HWRF  trunk@4391
run.py
1 """!A shell-like syntax for running serial, MPI and OpenMP programs.
2 
3 This module implements a shell-like syntax for launching MPI and
4 non-MPI programs from Python. It recognizes three types of
5 executables: mpi, "small serial" (safe for running on a batch node)
6 and "big serial" (which should be run via aprun if applicable). There
7 is no difference between "small serial" and "big serial" programs
8 except on certain architectures (like Cray) where the job script runs
9 on a heavily-loaded batch node and has compute nodes assigned for
10 running other programs.
11 
12 @section progtype Program Types
13 
14 There are three types of programs: mpi, serial and "big non-MPI." A
15 "big" executable is one that is either OpenMP, or is a serial program
16 that cannot safely be run on heavily loaded batch nodes. On Cray
17 architecture machines, the job script runs on a heavily-populated
18 "batch" node, with some compute nodes assigned for "large" programs.
19 In such environments, the "big" executables are run on compute nodes
20 and the small ones on the batch node.
21 
22 * mpi('exename') = an executable "exename" that calls MPI_Init and
23  MPI_Finalize exactly once each, in that order.

**Data records**
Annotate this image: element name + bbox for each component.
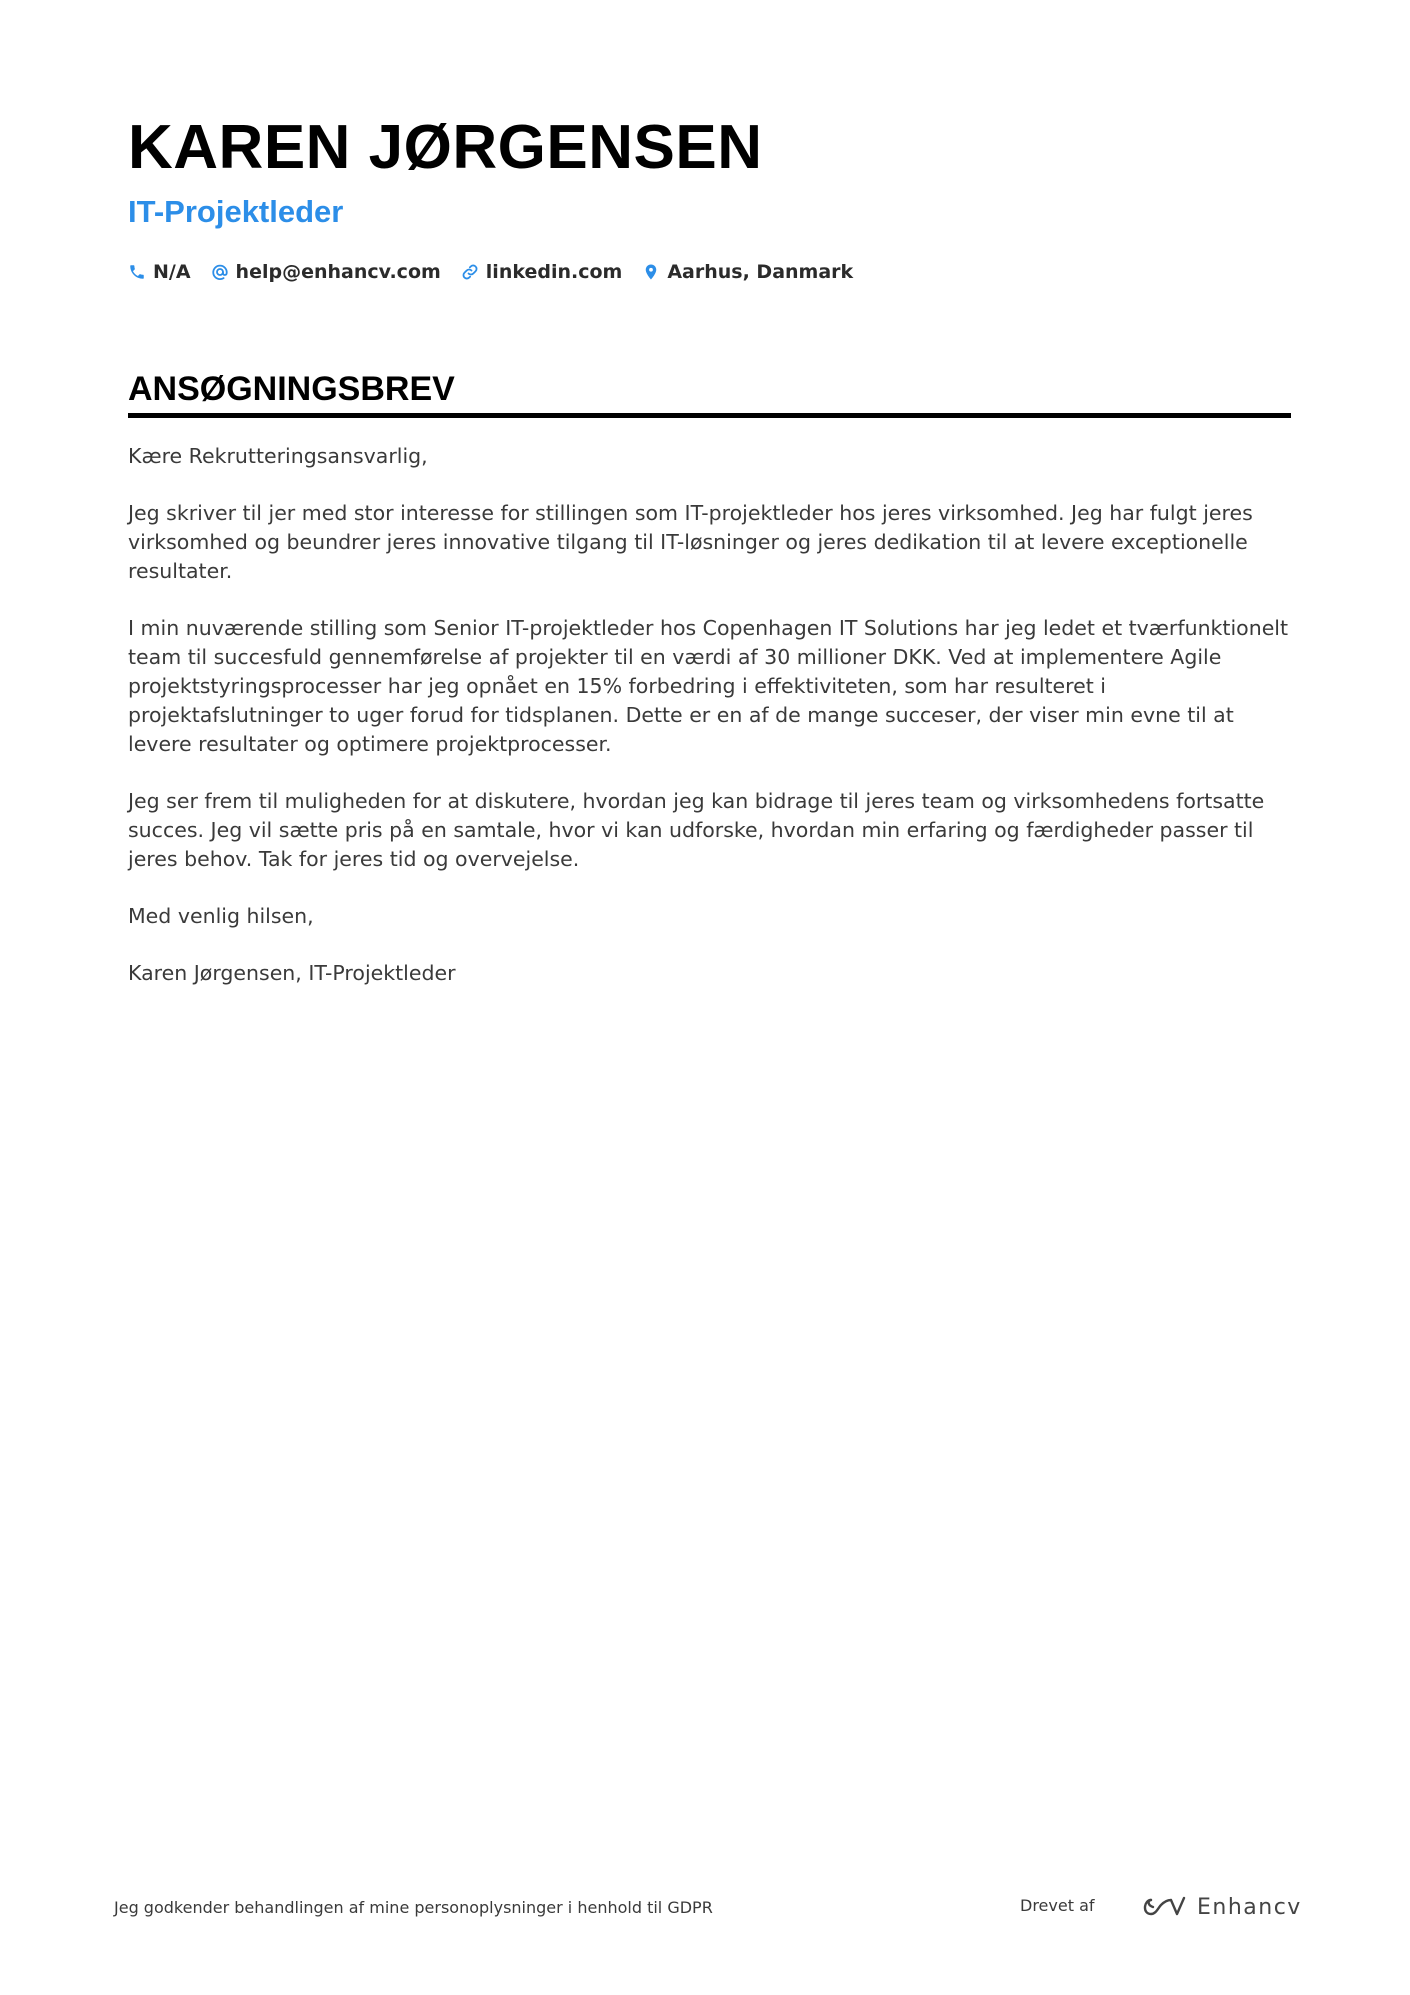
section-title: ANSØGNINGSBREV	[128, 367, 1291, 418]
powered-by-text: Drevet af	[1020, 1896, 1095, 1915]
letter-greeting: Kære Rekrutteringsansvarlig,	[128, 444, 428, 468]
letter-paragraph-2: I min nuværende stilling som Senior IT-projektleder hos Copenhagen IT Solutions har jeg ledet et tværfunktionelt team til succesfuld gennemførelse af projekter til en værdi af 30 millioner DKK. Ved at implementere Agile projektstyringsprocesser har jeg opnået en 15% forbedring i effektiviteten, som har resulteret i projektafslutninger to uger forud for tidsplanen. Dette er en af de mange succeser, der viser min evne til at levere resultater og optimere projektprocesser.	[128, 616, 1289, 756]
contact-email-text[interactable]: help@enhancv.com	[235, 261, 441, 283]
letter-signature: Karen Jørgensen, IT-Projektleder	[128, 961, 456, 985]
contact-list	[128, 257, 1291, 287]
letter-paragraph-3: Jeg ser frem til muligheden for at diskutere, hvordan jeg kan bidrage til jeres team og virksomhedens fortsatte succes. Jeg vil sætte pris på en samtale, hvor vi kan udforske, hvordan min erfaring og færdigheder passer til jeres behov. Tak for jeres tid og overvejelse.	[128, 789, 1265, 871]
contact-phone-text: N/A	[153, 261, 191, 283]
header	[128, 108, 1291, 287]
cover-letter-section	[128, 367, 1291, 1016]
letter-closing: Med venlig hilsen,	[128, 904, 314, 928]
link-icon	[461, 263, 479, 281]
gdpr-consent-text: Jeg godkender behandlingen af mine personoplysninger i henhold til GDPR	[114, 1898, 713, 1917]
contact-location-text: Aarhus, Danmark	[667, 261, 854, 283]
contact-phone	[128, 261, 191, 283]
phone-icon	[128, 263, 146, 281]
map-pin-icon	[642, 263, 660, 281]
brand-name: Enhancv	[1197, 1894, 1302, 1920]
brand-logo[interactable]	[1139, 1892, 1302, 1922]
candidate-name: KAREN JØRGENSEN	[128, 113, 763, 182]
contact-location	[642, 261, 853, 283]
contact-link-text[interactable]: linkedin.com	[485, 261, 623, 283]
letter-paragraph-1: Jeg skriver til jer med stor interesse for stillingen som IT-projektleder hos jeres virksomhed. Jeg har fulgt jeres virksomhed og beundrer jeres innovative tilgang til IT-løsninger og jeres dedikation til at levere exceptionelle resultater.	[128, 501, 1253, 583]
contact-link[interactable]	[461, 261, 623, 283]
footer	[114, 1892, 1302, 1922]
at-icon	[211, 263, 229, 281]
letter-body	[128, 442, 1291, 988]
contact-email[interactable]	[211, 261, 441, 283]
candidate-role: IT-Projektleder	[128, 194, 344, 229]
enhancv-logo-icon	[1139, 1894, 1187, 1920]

---

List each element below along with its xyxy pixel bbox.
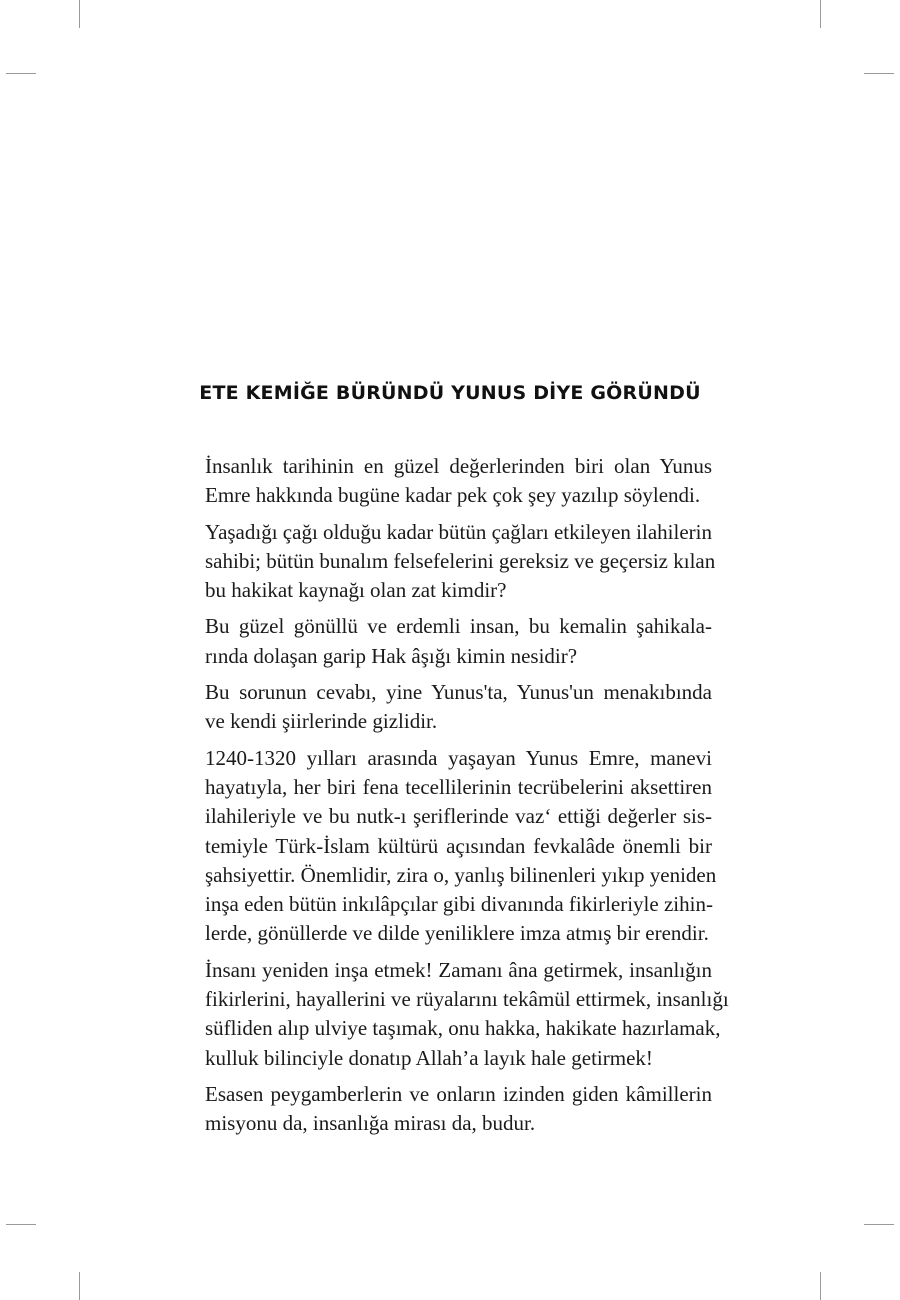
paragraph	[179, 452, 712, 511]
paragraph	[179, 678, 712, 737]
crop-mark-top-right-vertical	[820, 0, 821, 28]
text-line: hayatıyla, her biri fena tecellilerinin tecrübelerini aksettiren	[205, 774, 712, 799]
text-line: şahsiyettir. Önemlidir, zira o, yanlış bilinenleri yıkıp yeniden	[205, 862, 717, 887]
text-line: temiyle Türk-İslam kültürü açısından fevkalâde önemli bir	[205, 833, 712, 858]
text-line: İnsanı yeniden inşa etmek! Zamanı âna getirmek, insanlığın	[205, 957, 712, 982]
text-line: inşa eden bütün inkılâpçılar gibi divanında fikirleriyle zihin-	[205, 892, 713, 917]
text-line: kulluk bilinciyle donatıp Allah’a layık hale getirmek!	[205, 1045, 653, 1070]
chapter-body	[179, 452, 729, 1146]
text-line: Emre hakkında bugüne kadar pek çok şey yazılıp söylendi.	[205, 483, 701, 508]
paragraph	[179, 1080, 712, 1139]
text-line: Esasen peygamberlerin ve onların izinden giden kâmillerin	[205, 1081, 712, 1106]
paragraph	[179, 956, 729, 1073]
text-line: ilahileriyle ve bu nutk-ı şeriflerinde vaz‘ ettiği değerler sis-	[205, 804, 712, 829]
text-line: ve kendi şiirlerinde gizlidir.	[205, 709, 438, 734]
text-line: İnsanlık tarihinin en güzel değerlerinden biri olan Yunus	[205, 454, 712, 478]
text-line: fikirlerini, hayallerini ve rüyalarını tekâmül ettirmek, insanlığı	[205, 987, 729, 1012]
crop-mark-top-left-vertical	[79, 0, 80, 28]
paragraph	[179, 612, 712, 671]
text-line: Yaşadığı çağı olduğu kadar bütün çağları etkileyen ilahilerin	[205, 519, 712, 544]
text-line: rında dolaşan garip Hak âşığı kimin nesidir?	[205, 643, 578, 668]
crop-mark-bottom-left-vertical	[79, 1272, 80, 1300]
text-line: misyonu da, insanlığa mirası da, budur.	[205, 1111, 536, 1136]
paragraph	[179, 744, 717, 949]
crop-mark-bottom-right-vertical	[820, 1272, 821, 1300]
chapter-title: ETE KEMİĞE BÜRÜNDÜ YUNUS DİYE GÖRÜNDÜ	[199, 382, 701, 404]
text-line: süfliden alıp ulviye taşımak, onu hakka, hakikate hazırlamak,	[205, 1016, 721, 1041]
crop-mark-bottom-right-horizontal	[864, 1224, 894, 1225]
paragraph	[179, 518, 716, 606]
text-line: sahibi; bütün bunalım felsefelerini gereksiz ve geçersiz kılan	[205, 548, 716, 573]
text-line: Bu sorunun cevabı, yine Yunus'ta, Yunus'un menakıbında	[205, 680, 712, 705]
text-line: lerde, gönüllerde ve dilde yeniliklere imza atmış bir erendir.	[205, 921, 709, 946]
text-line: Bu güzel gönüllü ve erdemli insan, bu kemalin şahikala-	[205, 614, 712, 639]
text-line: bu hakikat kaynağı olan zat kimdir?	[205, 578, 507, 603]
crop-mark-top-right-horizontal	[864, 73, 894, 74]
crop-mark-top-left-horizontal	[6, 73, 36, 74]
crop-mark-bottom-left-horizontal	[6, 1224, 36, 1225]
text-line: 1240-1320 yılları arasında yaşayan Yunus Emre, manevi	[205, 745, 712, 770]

**Problem 1**
In the run.py docstring, where are the "big" executables run on Cray architecture machines?
**Problem 2**
Continue the run.py docstring from its last line.

**Exercise response 1**
They are run on compute nodes.

**Exercise response 2**
24 * exe('exename') = a small non-MPI program safe to run on a batch node
25 * bigexe('exename') = a big non-MPI program that must be run on a
26  compute node it may or may not use other forms of parallelism
27 
28 You can also make reusable aliases to avoid having to call those
29 functions over and over (more on that later). Examples:
30 
31 * Python: wrf=mpi('./wrf.exe')
32 * Python: lsl=alias(exe('/bin/ls')['-l'].env(LANG='C',LS_COLORS='never'))
33 
34 Those can then be reused later on as if the code is pasted in, similar
35 to a shell alias.
36 
37 @section serexs Serial Execution Syntax
38 
39 Select your serial programs by exe('name') for small serial programs
40 and bigexe('name') for big serial programs. The return value of those
41 functions can then be used with a shell-like syntax to specify
42 redirection and piping. Example:
43 
44 * shell version: ls -l / | wc -l
45 * Python version: run(exe('ls')['-l','/'] | exe('wc')['-l'])
46 
47 Redirection syntax similar to the shell (< > and << operators):
48 @code
49  run( ( exe('myprogram')['arg1','arg2','...'] < 'infile' ) > 'outfile')
50 @endcode
51 
52 Note the extra set of parentheses: you cannot do "exe('prog') < infile
53 > outfile" because of the order of precedence of Python operators
54 
55 Append also works:
56 @code
57  run(exe('myprogram')['arg1','arg2','...'] >> 'appendfile')
58 @endcode
59 
60 You can also send strings as input with <<
61 @code
62  run(exe('myprogram')['arg1','arg2','...'] << 'some input string')
63 @endcode
64 
65 One difference from shells is that < and << always modify the
66 beginning of the pipeline:
67 
68 * shell: cat < infile | wc -l
69 * Python #1: ( exe('cat') < 'infile' ) | exe('wc')['-l']
70 * Python #2: exe('cat') | ( exe('wc')['-l'] < 'infile' )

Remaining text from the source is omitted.